- Problem statement
Below is some material; set it all down exactly, apart from the pictures.

- Extracted material

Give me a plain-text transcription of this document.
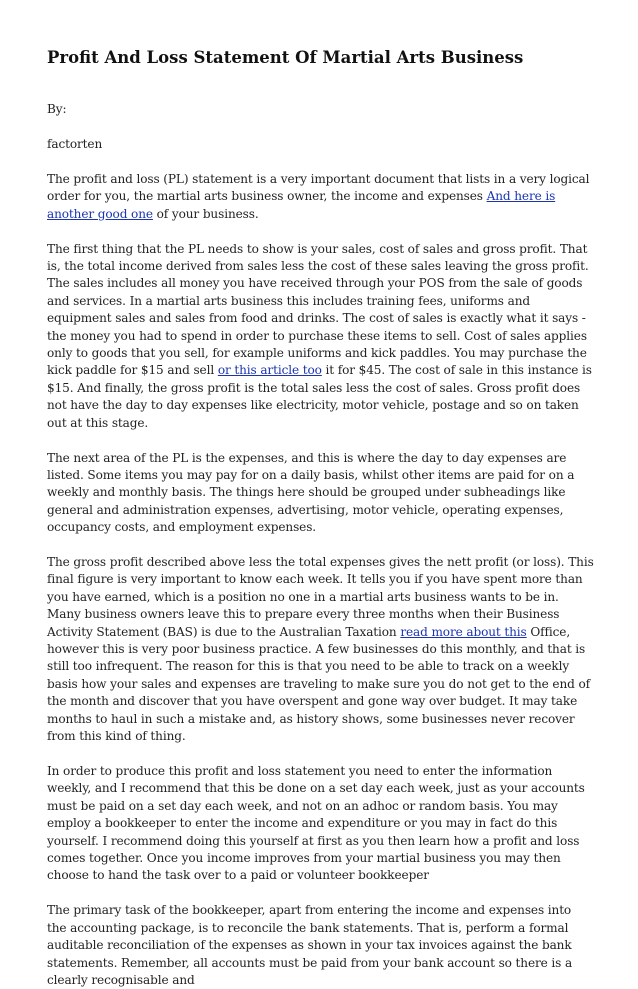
Profit And Loss Statement Of Martial Arts Business

By:

factorten

The profit and loss (PL) statement is a very important document that lists in a very logical order for you, the martial arts business owner, the income and expenses And here is another good one of your business.

The first thing that the PL needs to show is your sales, cost of sales and gross profit. That is, the total income derived from sales less the cost of these sales leaving the gross profit. The sales includes all money you have received through your POS from the sale of goods and services. In a martial arts business this includes training fees, uniforms and equipment sales and sales from food and drinks. The cost of sales is exactly what it says - the money you had to spend in order to purchase these items to sell. Cost of sales applies only to goods that you sell, for example uniforms and kick paddles. You may purchase the kick paddle for $15 and sell or this article too it for $45. The cost of sale in this instance is $15. And finally, the gross profit is the total sales less the cost of sales. Gross profit does not have the day to day expenses like electricity, motor vehicle, postage and so on taken out at this stage.

The next area of the PL is the expenses, and this is where the day to day expenses are listed. Some items you may pay for on a daily basis, whilst other items are paid for on a weekly and monthly basis. The things here should be grouped under subheadings like general and administration expenses, advertising, motor vehicle, operating expenses, occupancy costs, and employment expenses.

The gross profit described above less the total expenses gives the nett profit (or loss). This final figure is very important to know each week. It tells you if you have spent more than you have earned, which is a position no one in a martial arts business wants to be in. Many business owners leave this to prepare every three months when their Business Activity Statement (BAS) is due to the Australian Taxation read more about this Office, however this is very poor business practice. A few businesses do this monthly, and that is still too infrequent. The reason for this is that you need to be able to track on a weekly basis how your sales and expenses are traveling to make sure you do not get to the end of the month and discover that you have overspent and gone way over budget. It may take months to haul in such a mistake and, as history shows, some businesses never recover from this kind of thing.

In order to produce this profit and loss statement you need to enter the information weekly, and I recommend that this be done on a set day each week, just as your accounts must be paid on a set day each week, and not on an adhoc or random basis. You may employ a bookkeeper to enter the income and expenditure or you may in fact do this yourself. I recommend doing this yourself at first as you then learn how a profit and loss comes together. Once you income improves from your martial business you may then choose to hand the task over to a paid or volunteer bookkeeper

The primary task of the bookkeeper, apart from entering the income and expenses into the accounting package, is to reconcile the bank statements. That is, perform a formal auditable reconciliation of the expenses as shown in your tax invoices against the bank statements. Remember, all accounts must be paid from your bank account so there is a clearly recognisable and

- Expected output
Give me a plain-text transcription of this document.
Profit And Loss Statement Of Martial Arts Business

By:

factorten

The profit and loss (PL) statement is a very important document that lists in a very logical order for you, the martial arts business owner, the income and expenses And here is another good one of your business.

The first thing that the PL needs to show is your sales, cost of sales and gross profit. That is, the total income derived from sales less the cost of these sales leaving the gross profit. The sales includes all money you have received through your POS from the sale of goods and services. In a martial arts business this includes training fees, uniforms and equipment sales and sales from food and drinks. The cost of sales is exactly what it says - the money you had to spend in order to purchase these items to sell. Cost of sales applies only to goods that you sell, for example uniforms and kick paddles. You may purchase the kick paddle for $15 and sell or this article too it for $45. The cost of sale in this instance is $15. And finally, the gross profit is the total sales less the cost of sales. Gross profit does not have the day to day expenses like electricity, motor vehicle, postage and so on taken out at this stage.

The next area of the PL is the expenses, and this is where the day to day expenses are listed. Some items you may pay for on a daily basis, whilst other items are paid for on a weekly and monthly basis. The things here should be grouped under subheadings like general and administration expenses, advertising, motor vehicle, operating expenses, occupancy costs, and employment expenses.

The gross profit described above less the total expenses gives the nett profit (or loss). This final figure is very important to know each week. It tells you if you have spent more than you have earned, which is a position no one in a martial arts business wants to be in. Many business owners leave this to prepare every three months when their Business Activity Statement (BAS) is due to the Australian Taxation read more about this Office, however this is very poor business practice. A few businesses do this monthly, and that is still too infrequent. The reason for this is that you need to be able to track on a weekly basis how your sales and expenses are traveling to make sure you do not get to the end of the month and discover that you have overspent and gone way over budget. It may take months to haul in such a mistake and, as history shows, some businesses never recover from this kind of thing.

In order to produce this profit and loss statement you need to enter the information weekly, and I recommend that this be done on a set day each week, just as your accounts must be paid on a set day each week, and not on an adhoc or random basis. You may employ a bookkeeper to enter the income and expenditure or you may in fact do this yourself. I recommend doing this yourself at first as you then learn how a profit and loss comes together. Once you income improves from your martial business you may then choose to hand the task over to a paid or volunteer bookkeeper

The primary task of the bookkeeper, apart from entering the income and expenses into the accounting package, is to reconcile the bank statements. That is, perform a formal auditable reconciliation of the expenses as shown in your tax invoices against the bank statements. Remember, all accounts must be paid from your bank account so there is a clearly recognisable and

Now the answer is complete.